Task to complete: Give the data a second time, exactly and in full.

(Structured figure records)
★ ★ ★ ★ ★ ★ ★
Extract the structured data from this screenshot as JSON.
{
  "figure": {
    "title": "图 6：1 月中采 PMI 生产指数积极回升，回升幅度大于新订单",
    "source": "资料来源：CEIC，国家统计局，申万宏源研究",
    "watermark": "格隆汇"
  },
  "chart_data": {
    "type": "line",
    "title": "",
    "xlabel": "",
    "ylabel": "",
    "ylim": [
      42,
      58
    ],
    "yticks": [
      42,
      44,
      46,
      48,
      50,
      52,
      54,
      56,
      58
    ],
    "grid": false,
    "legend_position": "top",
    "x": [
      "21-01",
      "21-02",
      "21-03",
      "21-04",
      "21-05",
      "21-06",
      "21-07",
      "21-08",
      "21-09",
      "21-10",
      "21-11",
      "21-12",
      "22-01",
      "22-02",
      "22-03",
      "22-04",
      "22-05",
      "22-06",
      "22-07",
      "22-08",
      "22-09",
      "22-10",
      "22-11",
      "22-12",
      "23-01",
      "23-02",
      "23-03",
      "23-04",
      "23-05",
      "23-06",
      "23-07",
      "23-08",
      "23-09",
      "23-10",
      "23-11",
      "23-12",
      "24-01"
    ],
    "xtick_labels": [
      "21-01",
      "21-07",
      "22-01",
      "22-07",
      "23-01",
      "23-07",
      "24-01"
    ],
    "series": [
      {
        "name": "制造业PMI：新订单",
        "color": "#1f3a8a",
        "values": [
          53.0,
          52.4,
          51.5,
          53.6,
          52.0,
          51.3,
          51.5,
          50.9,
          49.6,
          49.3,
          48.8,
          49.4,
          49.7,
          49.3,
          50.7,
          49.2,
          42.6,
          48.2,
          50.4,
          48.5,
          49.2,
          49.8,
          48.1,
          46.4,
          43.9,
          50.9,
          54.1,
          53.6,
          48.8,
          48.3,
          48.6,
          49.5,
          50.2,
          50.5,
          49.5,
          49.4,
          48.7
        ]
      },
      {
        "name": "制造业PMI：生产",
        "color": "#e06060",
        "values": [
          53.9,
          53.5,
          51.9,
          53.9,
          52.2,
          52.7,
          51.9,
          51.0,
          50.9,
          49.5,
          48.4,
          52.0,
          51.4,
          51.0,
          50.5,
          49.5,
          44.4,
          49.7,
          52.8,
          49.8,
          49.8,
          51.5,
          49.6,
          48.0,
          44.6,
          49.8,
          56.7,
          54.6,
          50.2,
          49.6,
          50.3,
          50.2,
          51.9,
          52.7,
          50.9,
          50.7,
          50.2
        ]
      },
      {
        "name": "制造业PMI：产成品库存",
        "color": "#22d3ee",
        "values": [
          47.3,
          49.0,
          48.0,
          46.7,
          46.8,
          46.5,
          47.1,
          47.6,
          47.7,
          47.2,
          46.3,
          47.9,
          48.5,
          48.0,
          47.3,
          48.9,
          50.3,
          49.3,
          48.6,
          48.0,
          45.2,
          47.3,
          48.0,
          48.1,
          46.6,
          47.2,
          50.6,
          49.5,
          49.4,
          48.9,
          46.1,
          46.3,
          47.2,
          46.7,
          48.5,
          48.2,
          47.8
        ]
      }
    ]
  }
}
★ ★ ★ ★ ★ ★ ★
Output of the task:
Extract the structured data from this screenshot as JSON.
{
  "figure": {
    "title": "图 6：1 月中采 PMI 生产指数积极回升，回升幅度大于新订单",
    "source": "资料来源：CEIC，国家统计局，申万宏源研究",
    "watermark": "格隆汇"
  },
  "chart_data": {
    "type": "line",
    "title": "",
    "xlabel": "",
    "ylabel": "",
    "ylim": [
      42,
      58
    ],
    "yticks": [
      42,
      44,
      46,
      48,
      50,
      52,
      54,
      56,
      58
    ],
    "grid": false,
    "legend_position": "top",
    "x": [
      "21-01",
      "21-02",
      "21-03",
      "21-04",
      "21-05",
      "21-06",
      "21-07",
      "21-08",
      "21-09",
      "21-10",
      "21-11",
      "21-12",
      "22-01",
      "22-02",
      "22-03",
      "22-04",
      "22-05",
      "22-06",
      "22-07",
      "22-08",
      "22-09",
      "22-10",
      "22-11",
      "22-12",
      "23-01",
      "23-02",
      "23-03",
      "23-04",
      "23-05",
      "23-06",
      "23-07",
      "23-08",
      "23-09",
      "23-10",
      "23-11",
      "23-12",
      "24-01"
    ],
    "xtick_labels": [
      "21-01",
      "21-07",
      "22-01",
      "22-07",
      "23-01",
      "23-07",
      "24-01"
    ],
    "series": [
      {
        "name": "制造业PMI：新订单",
        "color": "#1f3a8a",
        "values": [
          53.0,
          52.4,
          51.5,
          53.6,
          52.0,
          51.3,
          51.5,
          50.9,
          49.6,
          49.3,
          48.8,
          49.4,
          49.7,
          49.3,
          50.7,
          49.2,
          42.6,
          48.2,
          50.4,
          48.5,
          49.2,
          49.8,
          48.1,
          46.4,
          43.9,
          50.9,
          54.1,
          53.6,
          48.8,
          48.3,
          48.6,
          49.5,
          50.2,
          50.5,
          49.5,
          49.4,
          48.7
        ]
      },
      {
        "name": "制造业PMI：生产",
        "color": "#e06060",
        "values": [
          53.9,
          53.5,
          51.9,
          53.9,
          52.2,
          52.7,
          51.9,
          51.0,
          50.9,
          49.5,
          48.4,
          52.0,
          51.4,
          51.0,
          50.5,
          49.5,
          44.4,
          49.7,
          52.8,
          49.8,
          49.8,
          51.5,
          49.6,
          48.0,
          44.6,
          49.8,
          56.7,
          54.6,
          50.2,
          49.6,
          50.3,
          50.2,
          51.9,
          52.7,
          50.9,
          50.7,
          50.2
        ]
      },
      {
        "name": "制造业PMI：产成品库存",
        "color": "#22d3ee",
        "values": [
          47.3,
          49.0,
          48.0,
          46.7,
          46.8,
          46.5,
          47.1,
          47.6,
          47.7,
          47.2,
          46.3,
          47.9,
          48.5,
          48.0,
          47.3,
          48.9,
          50.3,
          49.3,
          48.6,
          48.0,
          45.2,
          47.3,
          48.0,
          48.1,
          46.6,
          47.2,
          50.6,
          49.5,
          49.4,
          48.9,
          46.1,
          46.3,
          47.2,
          46.7,
          48.5,
          48.2,
          47.8
        ]
      }
    ]
  }
}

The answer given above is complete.